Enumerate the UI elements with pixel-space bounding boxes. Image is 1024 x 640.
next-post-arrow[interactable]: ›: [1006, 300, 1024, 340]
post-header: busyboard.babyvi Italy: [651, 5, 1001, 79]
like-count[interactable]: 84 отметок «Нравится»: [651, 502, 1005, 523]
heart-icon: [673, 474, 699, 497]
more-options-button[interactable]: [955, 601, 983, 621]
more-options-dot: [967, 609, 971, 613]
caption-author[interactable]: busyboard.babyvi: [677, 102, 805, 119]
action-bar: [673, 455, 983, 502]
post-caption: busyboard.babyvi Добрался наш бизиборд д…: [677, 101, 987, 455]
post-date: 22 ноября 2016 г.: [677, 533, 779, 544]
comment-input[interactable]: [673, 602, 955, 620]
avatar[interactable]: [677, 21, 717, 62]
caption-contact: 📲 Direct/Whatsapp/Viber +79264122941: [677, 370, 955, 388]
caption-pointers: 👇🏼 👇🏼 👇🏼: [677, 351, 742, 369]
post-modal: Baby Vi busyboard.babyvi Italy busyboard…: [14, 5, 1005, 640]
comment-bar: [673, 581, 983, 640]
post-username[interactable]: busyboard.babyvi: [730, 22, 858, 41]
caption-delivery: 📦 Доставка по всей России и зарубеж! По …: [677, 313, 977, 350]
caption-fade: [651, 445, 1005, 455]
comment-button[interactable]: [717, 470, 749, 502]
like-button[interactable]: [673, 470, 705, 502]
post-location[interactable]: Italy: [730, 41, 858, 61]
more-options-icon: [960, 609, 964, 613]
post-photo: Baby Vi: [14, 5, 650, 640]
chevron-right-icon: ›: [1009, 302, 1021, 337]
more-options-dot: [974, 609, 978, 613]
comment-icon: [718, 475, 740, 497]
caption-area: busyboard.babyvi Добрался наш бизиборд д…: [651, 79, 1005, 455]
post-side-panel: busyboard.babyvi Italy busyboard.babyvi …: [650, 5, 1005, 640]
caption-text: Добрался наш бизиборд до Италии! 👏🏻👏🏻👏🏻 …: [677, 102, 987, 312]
● ● ●
→ **Required work**:
Convert every line of the records above into a JSON list of strings, one string per line, and leave out any blank lines.

→ **Response**:
[
  "Enumerate the UI elements with pixel-space bounding boxes. Image is 1024 x 640.",
  "next-post-arrow[interactable]: ›: [1006, 300, 1024, 340]",
  "post-header: busyboard.babyvi Italy: [651, 5, 1001, 79]",
  "like-count[interactable]: 84 отметок «Нравится»: [651, 502, 1005, 523]",
  "heart-icon: [673, 474, 699, 497]",
  "more-options-button[interactable]: [955, 601, 983, 621]",
  "more-options-dot: [967, 609, 971, 613]",
  "caption-author[interactable]: busyboard.babyvi: [677, 102, 805, 119]",
  "action-bar: [673, 455, 983, 502]",
  "post-caption: busyboard.babyvi Добрался наш бизиборд д…: [677, 101, 987, 455]",
  "post-date: 22 ноября 2016 г.: [677, 533, 779, 544]",
  "comment-input[interactable]: [673, 602, 955, 620]",
  "avatar[interactable]: [677, 21, 717, 62]",
  "caption-contact: 📲 Direct/Whatsapp/Viber +79264122941: [677, 370, 955, 388]",
  "caption-pointers: 👇🏼 👇🏼 👇🏼: [677, 351, 742, 369]",
  "post-modal: Baby Vi busyboard.babyvi Italy busyboard…: [14, 5, 1005, 640]",
  "comment-bar: [673, 581, 983, 640]",
  "post-username[interactable]: busyboard.babyvi: [730, 22, 858, 41]",
  "caption-delivery: 📦 Доставка по всей России и зарубеж! По …: [677, 313, 977, 350]",
  "caption-fade: [651, 445, 1005, 455]",
  "comment-button[interactable]: [717, 470, 749, 502]",
  "like-button[interactable]: [673, 470, 705, 502]",
  "post-location[interactable]: Italy: [730, 41, 858, 61]",
  "more-options-icon: [960, 609, 964, 613]",
  "post-photo: Baby Vi: [14, 5, 650, 640]",
  "chevron-right-icon: ›: [1009, 302, 1021, 337]",
  "more-options-dot: [974, 609, 978, 613]",
  "comment-icon: [718, 475, 740, 497]",
  "caption-area: busyboard.babyvi Добрался наш бизиборд д…: [651, 79, 1005, 455]",
  "post-side-panel: busyboard.babyvi Italy busyboard.babyvi …: [650, 5, 1005, 640]",
  "caption-text: Добрался наш бизиборд до Италии! 👏🏻👏🏻👏🏻 …: [677, 102, 987, 312]"
]